---- Data supplied

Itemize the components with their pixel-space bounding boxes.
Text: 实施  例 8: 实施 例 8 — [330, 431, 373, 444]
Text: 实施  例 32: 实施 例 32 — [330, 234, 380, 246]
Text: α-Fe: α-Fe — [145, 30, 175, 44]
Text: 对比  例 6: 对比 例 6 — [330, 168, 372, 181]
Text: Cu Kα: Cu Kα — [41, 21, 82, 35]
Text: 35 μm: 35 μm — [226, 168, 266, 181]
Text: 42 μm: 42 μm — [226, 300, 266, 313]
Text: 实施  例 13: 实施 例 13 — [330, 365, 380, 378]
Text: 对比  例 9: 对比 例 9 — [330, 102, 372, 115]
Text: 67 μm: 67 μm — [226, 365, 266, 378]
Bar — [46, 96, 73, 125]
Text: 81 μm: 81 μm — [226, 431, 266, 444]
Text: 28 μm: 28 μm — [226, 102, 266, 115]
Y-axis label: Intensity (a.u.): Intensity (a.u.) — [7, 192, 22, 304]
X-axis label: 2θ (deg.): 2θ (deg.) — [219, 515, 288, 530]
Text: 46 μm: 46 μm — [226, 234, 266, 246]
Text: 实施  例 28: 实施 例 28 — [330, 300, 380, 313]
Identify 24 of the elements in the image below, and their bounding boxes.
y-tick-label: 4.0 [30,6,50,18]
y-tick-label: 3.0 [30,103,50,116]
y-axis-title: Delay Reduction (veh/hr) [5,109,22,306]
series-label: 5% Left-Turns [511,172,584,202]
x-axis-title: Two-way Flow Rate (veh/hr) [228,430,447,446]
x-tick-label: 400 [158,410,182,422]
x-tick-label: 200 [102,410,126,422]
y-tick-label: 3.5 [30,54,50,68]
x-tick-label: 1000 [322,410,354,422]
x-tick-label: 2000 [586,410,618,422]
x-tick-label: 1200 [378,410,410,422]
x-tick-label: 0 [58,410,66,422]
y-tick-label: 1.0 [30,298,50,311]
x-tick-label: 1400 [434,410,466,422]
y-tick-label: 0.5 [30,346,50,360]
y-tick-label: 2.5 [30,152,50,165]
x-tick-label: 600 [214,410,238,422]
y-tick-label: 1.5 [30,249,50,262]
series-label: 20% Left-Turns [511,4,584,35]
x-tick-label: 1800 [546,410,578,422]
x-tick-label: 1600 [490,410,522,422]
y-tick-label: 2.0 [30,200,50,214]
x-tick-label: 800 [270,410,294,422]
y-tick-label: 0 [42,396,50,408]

--------

## Written request:
Reproduce the rows starting at the first row and ending at the row that contains "Text: 28 μm: 28 μm — [226, 102, 266, 115]", both included, with every character unchanged.

## The completed task:
Itemize the components with their pixel-space bounding boxes.
Text: 实施  例 8: 实施 例 8 — [330, 431, 373, 444]
Text: 实施  例 32: 实施 例 32 — [330, 234, 380, 246]
Text: α-Fe: α-Fe — [145, 30, 175, 44]
Text: 对比  例 6: 对比 例 6 — [330, 168, 372, 181]
Text: Cu Kα: Cu Kα — [41, 21, 82, 35]
Text: 35 μm: 35 μm — [226, 168, 266, 181]
Text: 42 μm: 42 μm — [226, 300, 266, 313]
Text: 实施  例 13: 实施 例 13 — [330, 365, 380, 378]
Text: 对比  例 9: 对比 例 9 — [330, 102, 372, 115]
Text: 67 μm: 67 μm — [226, 365, 266, 378]
Bar — [46, 96, 73, 125]
Text: 81 μm: 81 μm — [226, 431, 266, 444]
Text: 28 μm: 28 μm — [226, 102, 266, 115]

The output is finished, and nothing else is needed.